# [TASK DETAILS]
Look through the listing for the word "balance". Copy each line that has it.

Saved entries:
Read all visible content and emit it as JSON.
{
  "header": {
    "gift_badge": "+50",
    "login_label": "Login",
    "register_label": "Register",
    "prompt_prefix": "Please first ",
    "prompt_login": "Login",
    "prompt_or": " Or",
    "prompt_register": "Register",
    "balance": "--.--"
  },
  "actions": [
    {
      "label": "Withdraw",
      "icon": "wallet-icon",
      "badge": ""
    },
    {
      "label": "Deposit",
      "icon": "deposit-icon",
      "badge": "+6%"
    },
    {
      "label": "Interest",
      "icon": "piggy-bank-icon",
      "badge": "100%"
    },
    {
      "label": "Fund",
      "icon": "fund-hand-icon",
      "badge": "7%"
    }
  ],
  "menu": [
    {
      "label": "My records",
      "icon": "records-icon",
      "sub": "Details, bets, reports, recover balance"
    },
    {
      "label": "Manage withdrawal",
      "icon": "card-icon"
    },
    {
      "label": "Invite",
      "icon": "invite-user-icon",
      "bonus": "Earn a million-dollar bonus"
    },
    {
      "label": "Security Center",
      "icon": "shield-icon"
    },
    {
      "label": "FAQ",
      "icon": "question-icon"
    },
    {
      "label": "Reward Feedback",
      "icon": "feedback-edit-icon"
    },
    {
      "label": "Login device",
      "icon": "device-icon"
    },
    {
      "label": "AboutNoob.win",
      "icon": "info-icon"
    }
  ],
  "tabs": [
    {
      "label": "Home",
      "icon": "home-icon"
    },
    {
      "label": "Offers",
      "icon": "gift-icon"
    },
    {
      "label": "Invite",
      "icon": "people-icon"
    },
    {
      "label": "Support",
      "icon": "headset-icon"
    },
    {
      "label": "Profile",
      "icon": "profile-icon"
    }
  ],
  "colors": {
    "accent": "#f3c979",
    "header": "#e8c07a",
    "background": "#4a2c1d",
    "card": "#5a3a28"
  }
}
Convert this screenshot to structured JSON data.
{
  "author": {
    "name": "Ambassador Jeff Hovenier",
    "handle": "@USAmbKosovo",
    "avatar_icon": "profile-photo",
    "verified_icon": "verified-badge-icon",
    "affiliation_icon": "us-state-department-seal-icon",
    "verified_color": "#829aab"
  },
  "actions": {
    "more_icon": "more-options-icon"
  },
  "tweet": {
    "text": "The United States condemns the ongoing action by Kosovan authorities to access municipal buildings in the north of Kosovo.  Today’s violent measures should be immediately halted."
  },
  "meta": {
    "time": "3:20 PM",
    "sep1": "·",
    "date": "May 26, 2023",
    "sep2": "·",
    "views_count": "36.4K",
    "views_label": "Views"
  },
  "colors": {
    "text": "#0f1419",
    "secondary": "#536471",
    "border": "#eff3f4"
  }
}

# [OUTPUT OF THE TASK]
    "balance": "--.--"
      "sub": "Details, bets, reports, recover balance"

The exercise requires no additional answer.